*PROBLEM REQUIREMENTS*
Check each line of the records below and collect those holding "have".

= = = =

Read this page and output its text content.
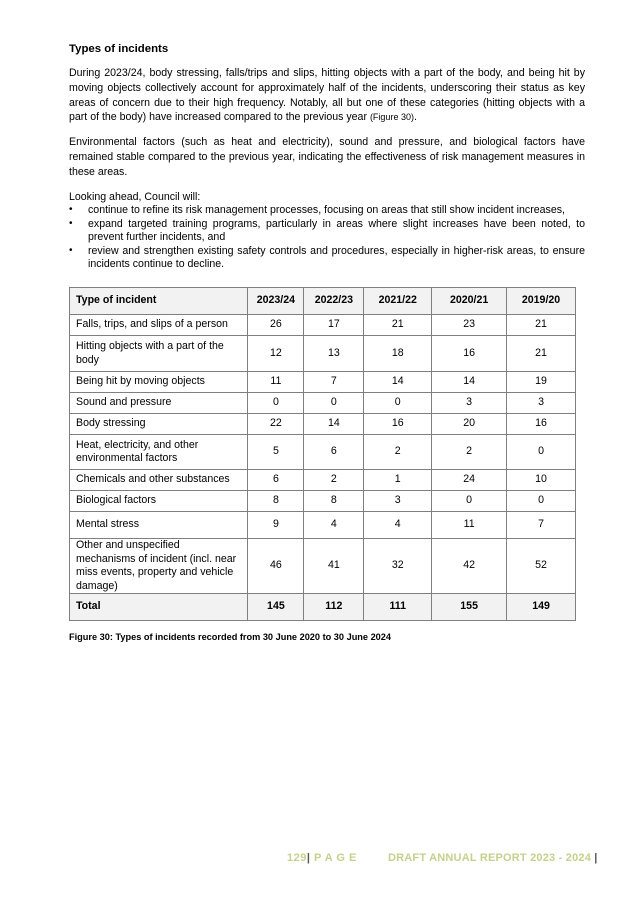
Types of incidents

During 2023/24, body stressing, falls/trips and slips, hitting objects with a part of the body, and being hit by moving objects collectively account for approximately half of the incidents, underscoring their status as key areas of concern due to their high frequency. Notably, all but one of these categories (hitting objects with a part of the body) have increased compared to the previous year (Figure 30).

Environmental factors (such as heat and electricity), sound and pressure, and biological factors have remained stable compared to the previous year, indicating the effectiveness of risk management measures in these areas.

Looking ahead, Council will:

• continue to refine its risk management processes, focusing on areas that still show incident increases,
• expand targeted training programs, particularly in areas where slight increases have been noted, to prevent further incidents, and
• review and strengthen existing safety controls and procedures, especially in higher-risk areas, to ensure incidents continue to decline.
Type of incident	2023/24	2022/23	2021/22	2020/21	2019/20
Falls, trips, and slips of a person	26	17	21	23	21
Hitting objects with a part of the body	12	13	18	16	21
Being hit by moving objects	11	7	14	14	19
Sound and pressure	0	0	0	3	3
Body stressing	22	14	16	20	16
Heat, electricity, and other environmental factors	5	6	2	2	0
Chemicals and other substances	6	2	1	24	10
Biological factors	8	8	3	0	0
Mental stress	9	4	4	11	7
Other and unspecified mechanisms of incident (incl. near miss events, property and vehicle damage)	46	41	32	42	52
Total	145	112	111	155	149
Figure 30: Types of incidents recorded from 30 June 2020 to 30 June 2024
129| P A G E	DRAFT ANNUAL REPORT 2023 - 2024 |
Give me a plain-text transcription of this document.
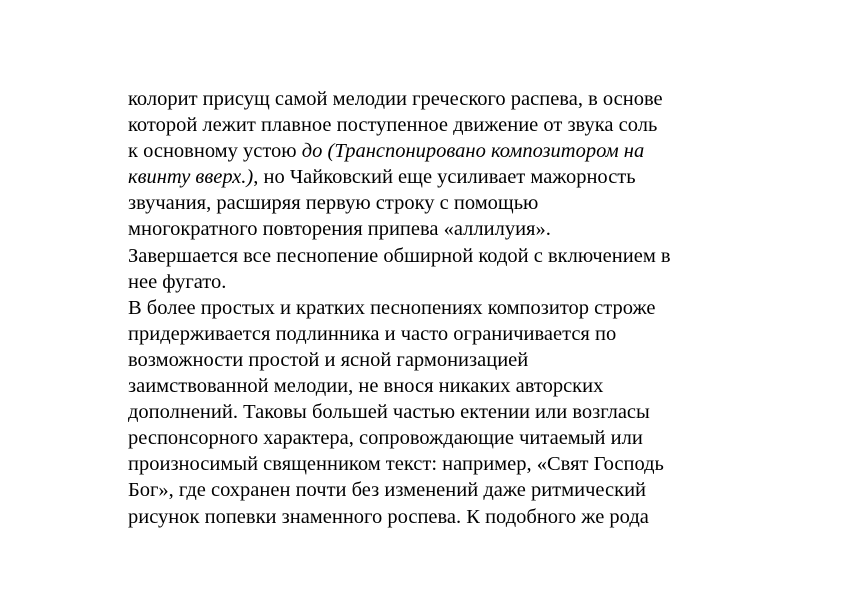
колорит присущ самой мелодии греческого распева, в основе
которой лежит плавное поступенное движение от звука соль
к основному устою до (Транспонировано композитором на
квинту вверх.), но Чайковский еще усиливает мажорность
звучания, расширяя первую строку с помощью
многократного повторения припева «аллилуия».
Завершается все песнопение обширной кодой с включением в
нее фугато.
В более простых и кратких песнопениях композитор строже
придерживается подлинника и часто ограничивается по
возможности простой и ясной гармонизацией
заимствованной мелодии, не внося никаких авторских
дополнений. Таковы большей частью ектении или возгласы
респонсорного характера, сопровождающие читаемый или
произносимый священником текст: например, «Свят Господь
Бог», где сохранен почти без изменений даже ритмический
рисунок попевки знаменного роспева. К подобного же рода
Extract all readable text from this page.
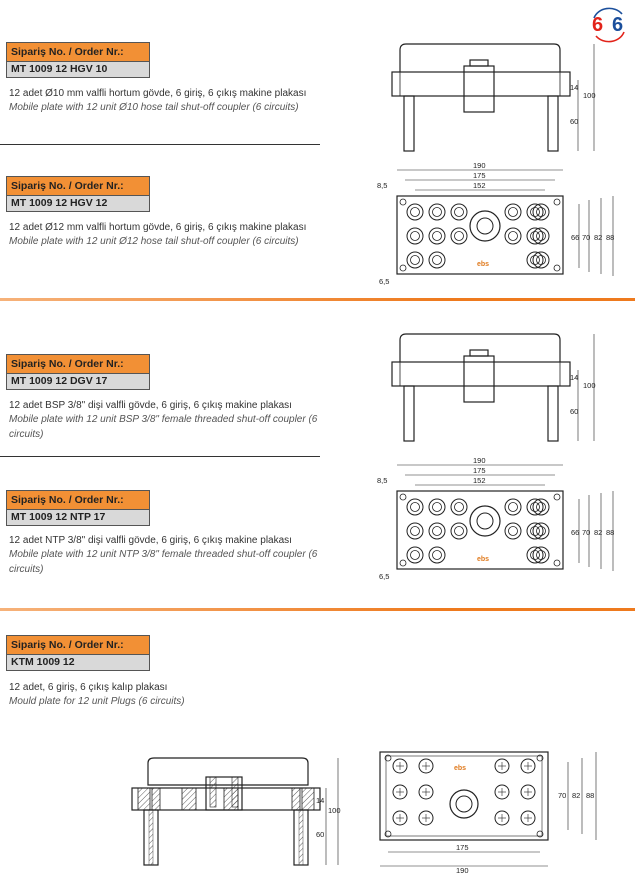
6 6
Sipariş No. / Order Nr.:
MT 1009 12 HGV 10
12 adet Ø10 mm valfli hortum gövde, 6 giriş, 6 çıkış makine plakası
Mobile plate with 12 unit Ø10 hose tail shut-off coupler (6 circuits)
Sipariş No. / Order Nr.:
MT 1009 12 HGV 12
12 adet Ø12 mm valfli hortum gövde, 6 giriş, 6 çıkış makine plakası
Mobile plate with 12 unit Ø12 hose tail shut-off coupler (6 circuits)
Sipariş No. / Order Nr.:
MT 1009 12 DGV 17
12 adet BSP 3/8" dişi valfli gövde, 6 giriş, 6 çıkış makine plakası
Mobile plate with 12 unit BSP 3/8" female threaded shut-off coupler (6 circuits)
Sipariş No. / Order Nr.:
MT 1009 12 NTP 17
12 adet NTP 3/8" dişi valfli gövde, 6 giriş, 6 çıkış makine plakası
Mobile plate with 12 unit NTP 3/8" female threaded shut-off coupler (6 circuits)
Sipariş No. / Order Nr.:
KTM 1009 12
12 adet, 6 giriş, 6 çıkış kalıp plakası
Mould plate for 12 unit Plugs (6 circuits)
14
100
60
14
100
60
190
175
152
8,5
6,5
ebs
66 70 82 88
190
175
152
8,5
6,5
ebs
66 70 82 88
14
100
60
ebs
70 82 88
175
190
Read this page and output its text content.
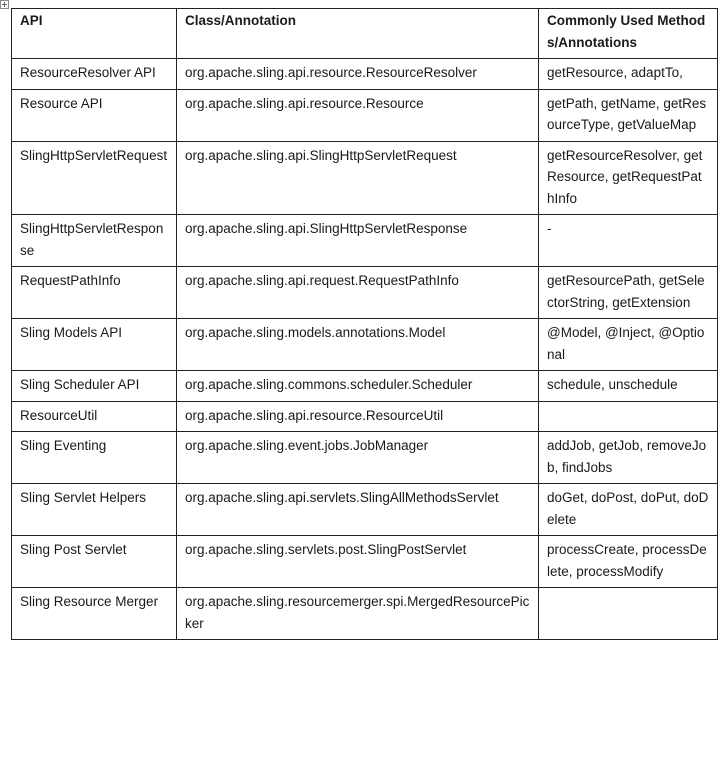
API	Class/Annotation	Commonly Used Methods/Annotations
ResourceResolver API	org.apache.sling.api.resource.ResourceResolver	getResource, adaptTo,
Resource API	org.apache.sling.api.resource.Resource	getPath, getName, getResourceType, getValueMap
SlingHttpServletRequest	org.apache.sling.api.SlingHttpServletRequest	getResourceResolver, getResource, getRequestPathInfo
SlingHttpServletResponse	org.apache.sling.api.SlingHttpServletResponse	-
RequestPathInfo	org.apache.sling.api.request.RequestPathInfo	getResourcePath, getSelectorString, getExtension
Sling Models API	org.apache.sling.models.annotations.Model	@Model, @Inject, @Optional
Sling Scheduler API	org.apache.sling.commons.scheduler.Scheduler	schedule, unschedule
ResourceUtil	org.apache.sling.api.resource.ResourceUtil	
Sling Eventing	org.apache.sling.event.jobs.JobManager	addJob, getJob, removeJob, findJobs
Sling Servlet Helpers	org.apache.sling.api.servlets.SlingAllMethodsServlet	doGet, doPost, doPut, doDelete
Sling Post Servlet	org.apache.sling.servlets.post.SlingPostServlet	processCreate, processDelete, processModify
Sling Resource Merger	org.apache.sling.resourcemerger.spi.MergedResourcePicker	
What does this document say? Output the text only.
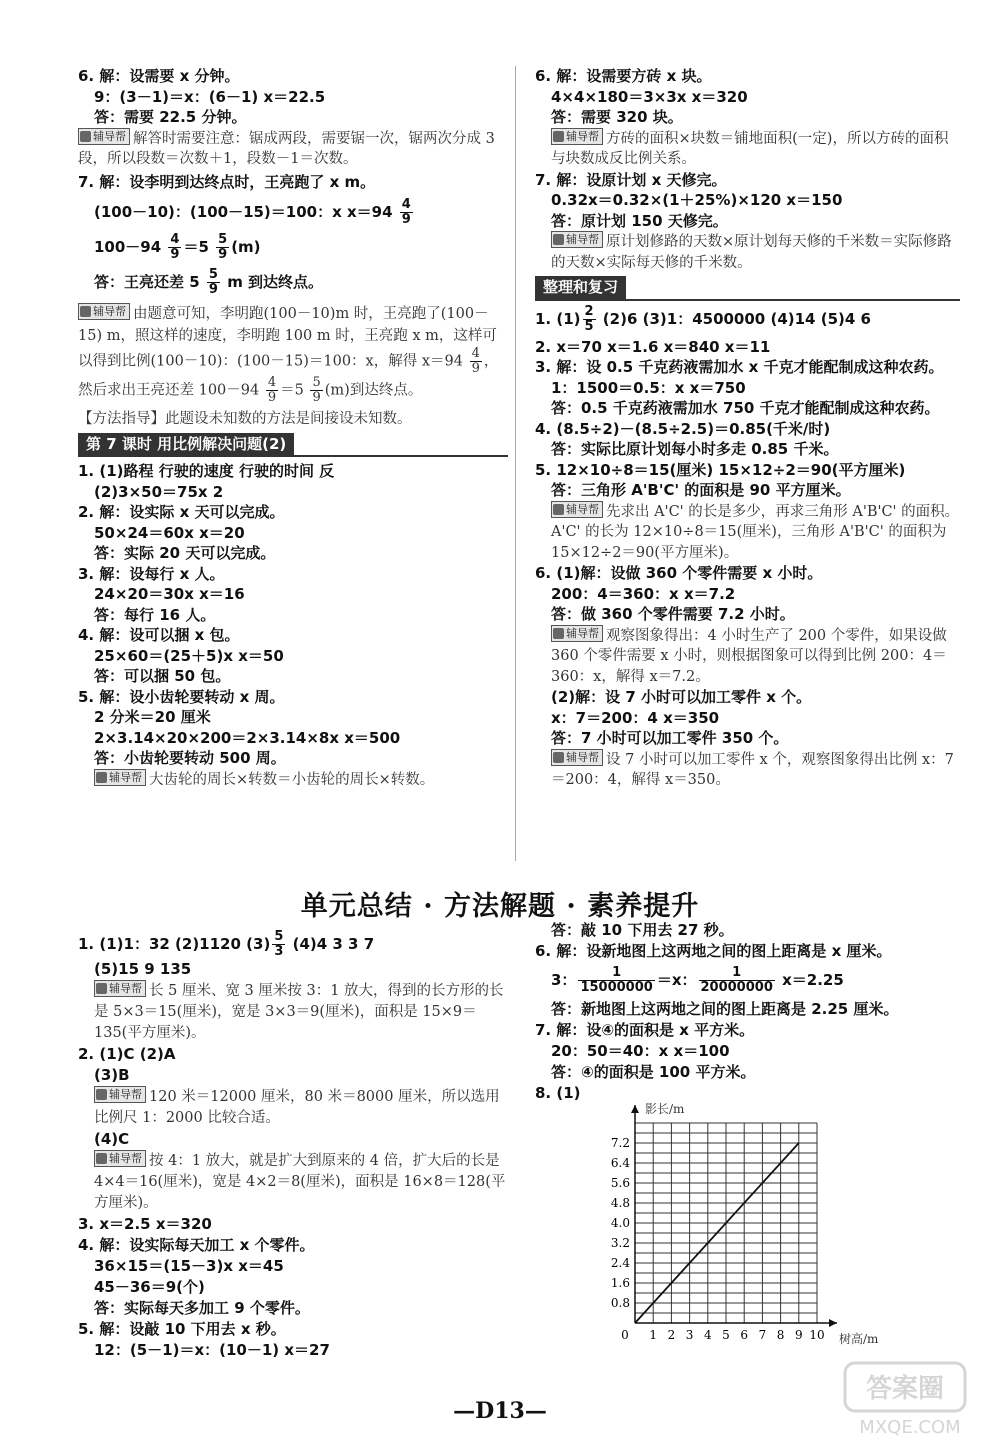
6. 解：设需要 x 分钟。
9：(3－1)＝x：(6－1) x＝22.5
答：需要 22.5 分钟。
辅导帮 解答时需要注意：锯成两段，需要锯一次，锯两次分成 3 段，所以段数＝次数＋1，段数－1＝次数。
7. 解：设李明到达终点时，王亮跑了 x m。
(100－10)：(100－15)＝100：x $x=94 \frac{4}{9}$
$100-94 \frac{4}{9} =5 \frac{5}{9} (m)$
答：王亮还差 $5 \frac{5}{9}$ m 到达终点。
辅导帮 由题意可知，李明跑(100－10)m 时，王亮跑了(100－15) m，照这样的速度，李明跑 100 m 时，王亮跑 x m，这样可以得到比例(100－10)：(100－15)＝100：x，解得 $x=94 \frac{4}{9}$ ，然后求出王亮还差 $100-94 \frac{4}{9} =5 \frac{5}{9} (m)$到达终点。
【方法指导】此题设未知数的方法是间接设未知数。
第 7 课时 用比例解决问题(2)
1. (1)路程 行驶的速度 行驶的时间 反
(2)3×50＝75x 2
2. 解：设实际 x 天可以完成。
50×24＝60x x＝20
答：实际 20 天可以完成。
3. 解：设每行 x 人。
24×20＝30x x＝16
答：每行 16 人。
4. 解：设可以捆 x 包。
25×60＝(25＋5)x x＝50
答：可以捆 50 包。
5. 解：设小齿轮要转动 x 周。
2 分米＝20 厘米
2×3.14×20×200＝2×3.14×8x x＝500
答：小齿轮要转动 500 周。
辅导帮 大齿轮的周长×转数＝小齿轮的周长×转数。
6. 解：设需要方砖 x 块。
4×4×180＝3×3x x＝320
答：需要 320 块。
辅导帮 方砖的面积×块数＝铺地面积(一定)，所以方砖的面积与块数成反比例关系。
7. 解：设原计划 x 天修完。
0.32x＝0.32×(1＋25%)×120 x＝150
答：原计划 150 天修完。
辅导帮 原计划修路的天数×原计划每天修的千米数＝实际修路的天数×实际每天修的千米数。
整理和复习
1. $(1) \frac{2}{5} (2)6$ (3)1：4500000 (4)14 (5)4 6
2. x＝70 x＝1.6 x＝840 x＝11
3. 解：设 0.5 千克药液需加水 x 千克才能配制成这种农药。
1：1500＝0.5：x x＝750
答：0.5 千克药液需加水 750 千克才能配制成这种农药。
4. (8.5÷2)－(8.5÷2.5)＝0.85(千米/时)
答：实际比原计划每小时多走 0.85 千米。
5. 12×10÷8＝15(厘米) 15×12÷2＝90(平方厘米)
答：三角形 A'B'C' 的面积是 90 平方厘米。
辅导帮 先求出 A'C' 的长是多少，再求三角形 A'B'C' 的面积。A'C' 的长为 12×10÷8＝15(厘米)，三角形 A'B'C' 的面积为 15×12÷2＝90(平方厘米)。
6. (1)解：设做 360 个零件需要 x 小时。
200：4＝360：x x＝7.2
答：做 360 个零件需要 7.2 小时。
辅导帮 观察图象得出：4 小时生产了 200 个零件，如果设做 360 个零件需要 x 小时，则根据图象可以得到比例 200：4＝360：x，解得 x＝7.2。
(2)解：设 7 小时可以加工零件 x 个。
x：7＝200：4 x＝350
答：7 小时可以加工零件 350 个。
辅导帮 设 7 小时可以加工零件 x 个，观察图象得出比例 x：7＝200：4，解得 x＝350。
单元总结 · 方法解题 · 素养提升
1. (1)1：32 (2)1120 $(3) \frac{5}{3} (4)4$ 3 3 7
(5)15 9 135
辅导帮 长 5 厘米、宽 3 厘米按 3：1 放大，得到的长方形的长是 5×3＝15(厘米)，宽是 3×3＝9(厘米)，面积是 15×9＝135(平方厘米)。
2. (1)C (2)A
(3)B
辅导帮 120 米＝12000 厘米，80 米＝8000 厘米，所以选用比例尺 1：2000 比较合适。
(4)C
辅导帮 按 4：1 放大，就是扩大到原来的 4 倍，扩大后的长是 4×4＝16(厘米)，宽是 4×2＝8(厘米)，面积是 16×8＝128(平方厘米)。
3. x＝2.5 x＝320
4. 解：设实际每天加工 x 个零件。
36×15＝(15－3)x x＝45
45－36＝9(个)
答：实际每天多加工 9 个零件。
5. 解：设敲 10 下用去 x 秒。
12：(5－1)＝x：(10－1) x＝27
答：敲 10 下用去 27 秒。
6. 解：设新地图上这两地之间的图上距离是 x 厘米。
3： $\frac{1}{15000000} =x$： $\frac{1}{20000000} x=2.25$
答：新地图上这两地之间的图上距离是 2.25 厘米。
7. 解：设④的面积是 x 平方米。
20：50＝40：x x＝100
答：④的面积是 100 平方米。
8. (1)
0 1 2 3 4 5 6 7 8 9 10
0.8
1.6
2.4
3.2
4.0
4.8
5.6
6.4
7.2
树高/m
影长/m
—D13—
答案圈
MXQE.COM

= = = =

*SOLVED PROBLEM*
During 2023/24, body stressing, falls/trips and slips, hitting objects with a part of the body, and being hit by moving objects collectively account for approximately half of the incidents, underscoring their status as key areas of concern due to their high frequency. Notably, all but one of these categories (hitting objects with a part of the body) have increased compared to the previous year (Figure 30).
Environmental factors (such as heat and electricity), sound and pressure, and biological factors have remained stable compared to the previous year, indicating the effectiveness of risk management measures in these areas.
• expand targeted training programs, particularly in areas where slight increases have been noted, to prevent further incidents, and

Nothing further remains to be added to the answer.